* BEGIN *

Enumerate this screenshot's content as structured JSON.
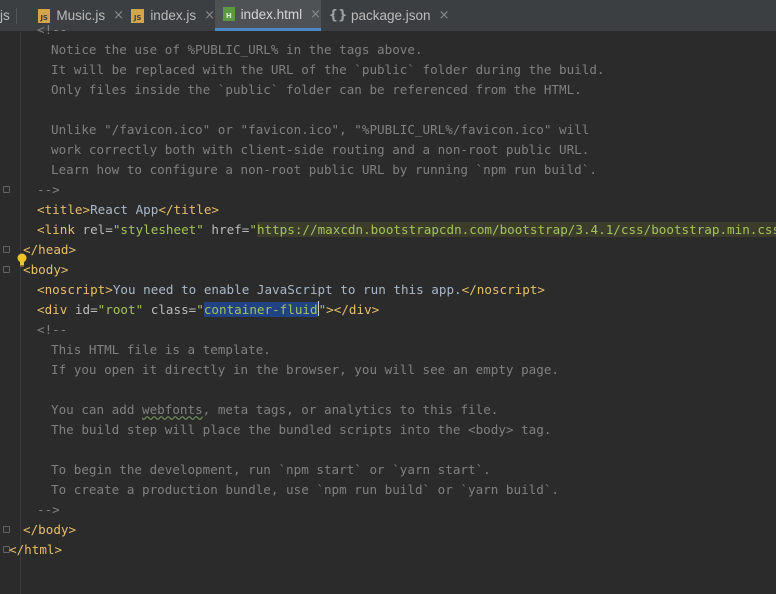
{
  "tabs": [
    {
      "label": "js",
      "icon": "none",
      "active": false
    },
    {
      "label": "Music.js",
      "icon": "js-file-icon",
      "close": "×"
    },
    {
      "label": "index.js",
      "icon": "js-file-icon",
      "close": "×"
    },
    {
      "label": "index.html",
      "icon": "html-file-icon",
      "close": "×",
      "active": true
    },
    {
      "label": "package.json",
      "icon": "json-file-icon",
      "close": "×"
    }
  ],
  "file_icon_text": {
    "js": "JS",
    "html": "H",
    "json": "{}"
  },
  "code": {
    "l1": "<!--",
    "l2": "Notice the use of %PUBLIC_URL% in the tags above.",
    "l3": "It will be replaced with the URL of the `public` folder during the build.",
    "l4": "Only files inside the `public` folder can be referenced from the HTML.",
    "l6": "Unlike \"/favicon.ico\" or \"favicon.ico\", \"%PUBLIC_URL%/favicon.ico\" will",
    "l7": "work correctly both with client-side routing and a non-root public URL.",
    "l8": "Learn how to configure a non-root public URL by running `npm run build`.",
    "l9": "-->",
    "title_open": "<title>",
    "title_text": "React App",
    "title_close": "</title>",
    "link_open": "<link ",
    "link_rel_attr": "rel=",
    "link_rel_val": "\"stylesheet\"",
    "link_href_attr": " href=",
    "link_q1": "\"",
    "link_url": "https://maxcdn.bootstrapcdn.com/bootstrap/3.4.1/css/bootstrap.min.css",
    "link_q2": "\"",
    "link_close": ">",
    "head_close": "</head>",
    "body_open": "<body>",
    "noscript_open": "<noscript>",
    "noscript_text": "You need to enable JavaScript to run this app.",
    "noscript_close": "</noscript>",
    "div_open": "<div ",
    "div_id_attr": "id=",
    "div_id_val": "\"root\"",
    "div_class_attr": " class=",
    "div_q1": "\"",
    "div_class_val": "container-fluid",
    "div_q2": "\"",
    "div_close": "></div>",
    "c2_open": "<!--",
    "c2_l1": "This HTML file is a template.",
    "c2_l2": "If you open it directly in the browser, you will see an empty page.",
    "c2_l4a": "You can add ",
    "c2_l4b": "webfonts",
    "c2_l4c": ", meta tags, or analytics to this file.",
    "c2_l5": "The build step will place the bundled scripts into the <body> tag.",
    "c2_l7": "To begin the development, run `npm start` or `yarn start`.",
    "c2_l8": "To create a production bundle, use `npm run build` or `yarn build`.",
    "c2_close": "-->",
    "body_close": "</body>",
    "html_close": "</html>"
  }
}
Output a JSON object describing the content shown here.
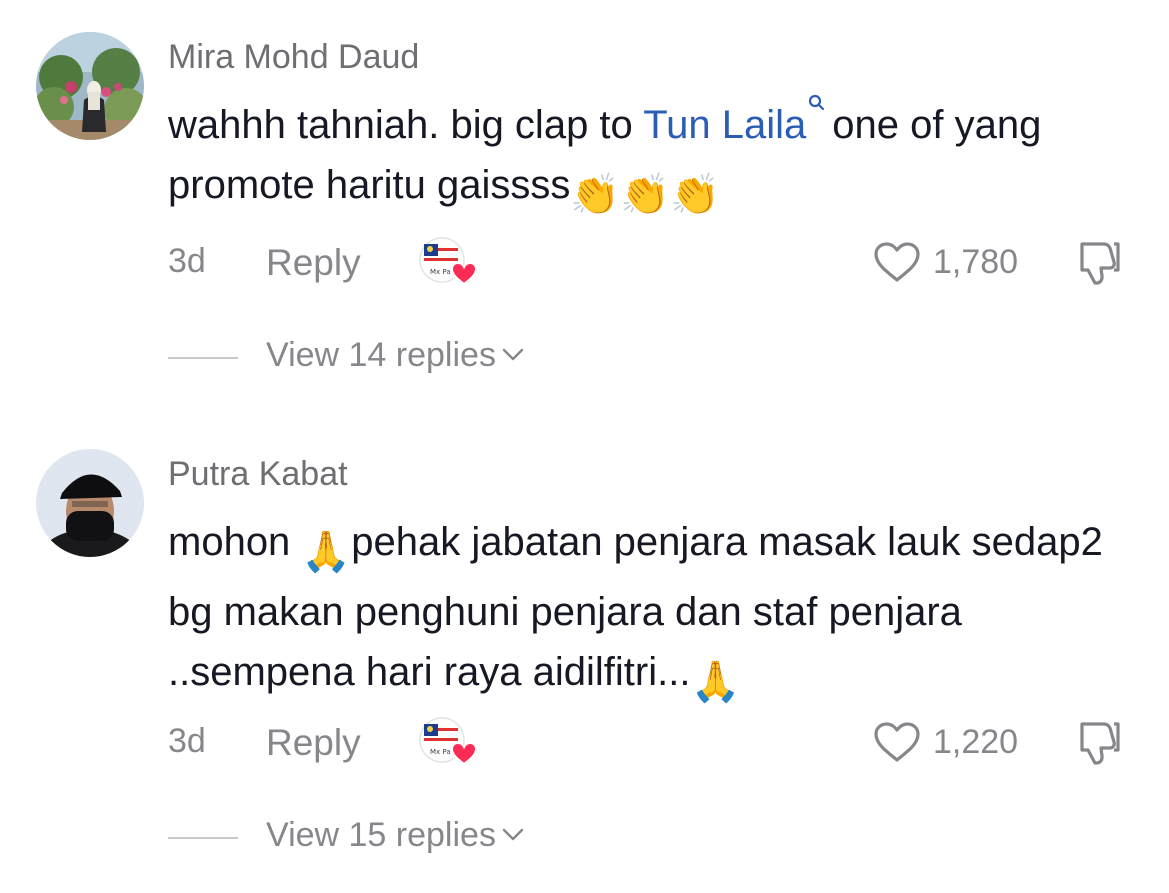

* END *

JOB ::
Restate the whole of the material word for word without the pictures.

SOLUTION TO THIS PROBLEM ::
Enumerate this screenshot's content as structured JSON.
{
  "tabs": [
    {
      "label": "js",
      "icon": "none",
      "active": false
    },
    {
      "label": "Music.js",
      "icon": "js-file-icon",
      "close": "×"
    },
    {
      "label": "index.js",
      "icon": "js-file-icon",
      "close": "×"
    },
    {
      "label": "index.html",
      "icon": "html-file-icon",
      "close": "×",
      "active": true
    },
    {
      "label": "package.json",
      "icon": "json-file-icon",
      "close": "×"
    }
  ],
  "file_icon_text": {
    "js": "JS",
    "html": "H",
    "json": "{}"
  },
  "code": {
    "l1": "<!--",
    "l2": "Notice the use of %PUBLIC_URL% in the tags above.",
    "l3": "It will be replaced with the URL of the `public` folder during the build.",
    "l4": "Only files inside the `public` folder can be referenced from the HTML.",
    "l6": "Unlike \"/favicon.ico\" or \"favicon.ico\", \"%PUBLIC_URL%/favicon.ico\" will",
    "l7": "work correctly both with client-side routing and a non-root public URL.",
    "l8": "Learn how to configure a non-root public URL by running `npm run build`.",
    "l9": "-->",
    "title_open": "<title>",
    "title_text": "React App",
    "title_close": "</title>",
    "link_open": "<link ",
    "link_rel_attr": "rel=",
    "link_rel_val": "\"stylesheet\"",
    "link_href_attr": " href=",
    "link_q1": "\"",
    "link_url": "https://maxcdn.bootstrapcdn.com/bootstrap/3.4.1/css/bootstrap.min.css",
    "link_q2": "\"",
    "link_close": ">",
    "head_close": "</head>",
    "body_open": "<body>",
    "noscript_open": "<noscript>",
    "noscript_text": "You need to enable JavaScript to run this app.",
    "noscript_close": "</noscript>",
    "div_open": "<div ",
    "div_id_attr": "id=",
    "div_id_val": "\"root\"",
    "div_class_attr": " class=",
    "div_q1": "\"",
    "div_class_val": "container-fluid",
    "div_q2": "\"",
    "div_close": "></div>",
    "c2_open": "<!--",
    "c2_l1": "This HTML file is a template.",
    "c2_l2": "If you open it directly in the browser, you will see an empty page.",
    "c2_l4a": "You can add ",
    "c2_l4b": "webfonts",
    "c2_l4c": ", meta tags, or analytics to this file.",
    "c2_l5": "The build step will place the bundled scripts into the <body> tag.",
    "c2_l7": "To begin the development, run `npm start` or `yarn start`.",
    "c2_l8": "To create a production bundle, use `npm run build` or `yarn build`.",
    "c2_close": "-->",
    "body_close": "</body>",
    "html_close": "</html>"
  }
}
Output a JSON object describing the content shown here.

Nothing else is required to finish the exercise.